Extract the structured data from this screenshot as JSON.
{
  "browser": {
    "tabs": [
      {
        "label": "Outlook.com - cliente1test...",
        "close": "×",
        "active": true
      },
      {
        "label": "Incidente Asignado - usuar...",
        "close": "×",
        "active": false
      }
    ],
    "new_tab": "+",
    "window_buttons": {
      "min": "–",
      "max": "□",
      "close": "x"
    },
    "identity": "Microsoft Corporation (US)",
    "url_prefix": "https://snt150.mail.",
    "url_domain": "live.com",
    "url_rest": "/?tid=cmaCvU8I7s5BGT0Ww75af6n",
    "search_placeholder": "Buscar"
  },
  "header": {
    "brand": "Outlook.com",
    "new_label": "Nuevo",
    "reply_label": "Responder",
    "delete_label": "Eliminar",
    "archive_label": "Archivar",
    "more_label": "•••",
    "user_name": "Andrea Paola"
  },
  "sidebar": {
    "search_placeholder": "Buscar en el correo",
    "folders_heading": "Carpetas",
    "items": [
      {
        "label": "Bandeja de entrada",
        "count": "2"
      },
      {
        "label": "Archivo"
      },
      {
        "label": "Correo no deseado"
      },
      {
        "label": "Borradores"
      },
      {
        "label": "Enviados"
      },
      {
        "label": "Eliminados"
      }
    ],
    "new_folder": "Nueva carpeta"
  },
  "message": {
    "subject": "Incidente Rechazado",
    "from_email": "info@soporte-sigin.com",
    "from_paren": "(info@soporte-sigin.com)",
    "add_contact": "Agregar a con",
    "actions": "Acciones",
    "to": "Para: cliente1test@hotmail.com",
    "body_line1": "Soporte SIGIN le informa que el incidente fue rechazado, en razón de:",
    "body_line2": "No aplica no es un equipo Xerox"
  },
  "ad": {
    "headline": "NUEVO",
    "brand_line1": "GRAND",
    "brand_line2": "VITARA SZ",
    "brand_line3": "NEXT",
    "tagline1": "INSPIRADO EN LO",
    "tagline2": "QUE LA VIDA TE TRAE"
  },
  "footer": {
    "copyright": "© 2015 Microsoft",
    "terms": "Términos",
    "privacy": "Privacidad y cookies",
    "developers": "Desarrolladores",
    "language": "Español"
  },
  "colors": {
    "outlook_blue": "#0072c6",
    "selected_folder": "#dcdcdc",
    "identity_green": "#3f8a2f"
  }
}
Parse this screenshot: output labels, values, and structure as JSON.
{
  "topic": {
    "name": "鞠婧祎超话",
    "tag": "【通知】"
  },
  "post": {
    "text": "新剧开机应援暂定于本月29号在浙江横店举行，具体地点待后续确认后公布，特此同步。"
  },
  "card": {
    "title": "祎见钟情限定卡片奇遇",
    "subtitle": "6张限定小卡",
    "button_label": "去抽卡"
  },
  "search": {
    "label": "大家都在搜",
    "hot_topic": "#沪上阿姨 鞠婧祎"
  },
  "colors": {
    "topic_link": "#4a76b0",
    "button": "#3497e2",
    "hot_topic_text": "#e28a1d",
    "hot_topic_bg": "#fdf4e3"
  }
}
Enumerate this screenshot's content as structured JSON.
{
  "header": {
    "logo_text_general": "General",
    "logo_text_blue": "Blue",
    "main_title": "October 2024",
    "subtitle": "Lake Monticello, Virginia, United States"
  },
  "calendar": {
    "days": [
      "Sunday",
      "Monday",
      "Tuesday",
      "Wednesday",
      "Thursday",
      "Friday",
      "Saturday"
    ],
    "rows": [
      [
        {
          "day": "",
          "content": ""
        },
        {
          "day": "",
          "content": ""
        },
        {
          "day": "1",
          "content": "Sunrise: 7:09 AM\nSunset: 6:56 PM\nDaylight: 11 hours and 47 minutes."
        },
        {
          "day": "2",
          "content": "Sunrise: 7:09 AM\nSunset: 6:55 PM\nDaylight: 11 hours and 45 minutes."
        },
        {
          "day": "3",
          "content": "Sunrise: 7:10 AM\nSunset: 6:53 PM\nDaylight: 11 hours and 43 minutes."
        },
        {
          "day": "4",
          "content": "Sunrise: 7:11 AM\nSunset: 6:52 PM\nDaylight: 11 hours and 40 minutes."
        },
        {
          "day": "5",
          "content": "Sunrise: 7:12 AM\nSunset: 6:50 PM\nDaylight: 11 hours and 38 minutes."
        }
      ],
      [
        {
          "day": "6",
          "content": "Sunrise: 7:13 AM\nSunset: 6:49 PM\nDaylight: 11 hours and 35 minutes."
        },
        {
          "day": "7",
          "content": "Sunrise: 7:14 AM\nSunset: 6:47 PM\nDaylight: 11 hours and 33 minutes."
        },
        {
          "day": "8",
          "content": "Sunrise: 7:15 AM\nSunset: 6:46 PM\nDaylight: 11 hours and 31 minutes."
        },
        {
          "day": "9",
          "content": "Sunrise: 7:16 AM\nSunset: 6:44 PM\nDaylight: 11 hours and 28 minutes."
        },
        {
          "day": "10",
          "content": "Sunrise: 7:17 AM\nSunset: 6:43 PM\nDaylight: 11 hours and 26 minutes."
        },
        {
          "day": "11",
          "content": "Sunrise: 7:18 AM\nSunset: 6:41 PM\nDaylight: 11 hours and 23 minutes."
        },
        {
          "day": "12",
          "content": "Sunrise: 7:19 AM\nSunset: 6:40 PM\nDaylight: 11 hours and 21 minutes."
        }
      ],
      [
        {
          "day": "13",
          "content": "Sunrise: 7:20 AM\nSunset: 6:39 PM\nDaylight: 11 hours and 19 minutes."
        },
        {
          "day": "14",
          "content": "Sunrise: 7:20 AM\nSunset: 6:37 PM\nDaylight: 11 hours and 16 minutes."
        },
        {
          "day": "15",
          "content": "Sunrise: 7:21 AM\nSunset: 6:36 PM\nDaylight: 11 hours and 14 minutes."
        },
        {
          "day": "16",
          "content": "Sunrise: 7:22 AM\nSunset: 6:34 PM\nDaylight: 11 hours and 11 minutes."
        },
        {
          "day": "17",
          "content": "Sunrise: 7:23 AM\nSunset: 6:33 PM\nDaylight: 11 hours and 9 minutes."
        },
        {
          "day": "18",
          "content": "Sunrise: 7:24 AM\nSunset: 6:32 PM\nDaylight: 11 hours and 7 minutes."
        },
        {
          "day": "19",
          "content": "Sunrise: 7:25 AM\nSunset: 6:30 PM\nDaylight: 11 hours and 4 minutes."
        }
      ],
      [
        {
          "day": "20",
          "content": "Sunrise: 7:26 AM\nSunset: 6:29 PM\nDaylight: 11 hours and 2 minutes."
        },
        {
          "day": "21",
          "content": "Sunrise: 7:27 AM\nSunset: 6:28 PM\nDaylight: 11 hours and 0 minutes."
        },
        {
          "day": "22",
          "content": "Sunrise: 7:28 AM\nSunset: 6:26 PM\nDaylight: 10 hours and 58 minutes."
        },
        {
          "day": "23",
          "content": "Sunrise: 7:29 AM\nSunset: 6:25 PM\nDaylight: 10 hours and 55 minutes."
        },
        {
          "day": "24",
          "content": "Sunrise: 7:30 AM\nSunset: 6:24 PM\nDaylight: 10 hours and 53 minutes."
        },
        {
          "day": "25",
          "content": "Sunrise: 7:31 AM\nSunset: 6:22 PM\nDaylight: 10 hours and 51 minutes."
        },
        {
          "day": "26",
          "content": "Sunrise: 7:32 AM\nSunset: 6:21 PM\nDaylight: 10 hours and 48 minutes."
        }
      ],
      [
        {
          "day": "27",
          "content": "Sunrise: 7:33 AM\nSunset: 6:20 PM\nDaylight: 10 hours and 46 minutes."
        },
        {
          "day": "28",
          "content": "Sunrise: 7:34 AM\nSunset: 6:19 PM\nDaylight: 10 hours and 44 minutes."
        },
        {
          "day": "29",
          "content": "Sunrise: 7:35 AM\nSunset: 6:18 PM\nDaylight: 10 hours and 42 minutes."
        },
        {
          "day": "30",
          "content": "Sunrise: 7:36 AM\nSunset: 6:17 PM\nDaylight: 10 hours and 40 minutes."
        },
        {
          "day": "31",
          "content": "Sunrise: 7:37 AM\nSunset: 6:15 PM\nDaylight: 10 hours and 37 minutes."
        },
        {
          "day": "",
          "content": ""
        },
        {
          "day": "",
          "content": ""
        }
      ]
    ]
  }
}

What the task requires: Find the lines with the string "structured" and reproduce them.

Finished answer:
Extract the structured data from this screenshot as JSON.
Enumerate this screenshot's content as structured JSON.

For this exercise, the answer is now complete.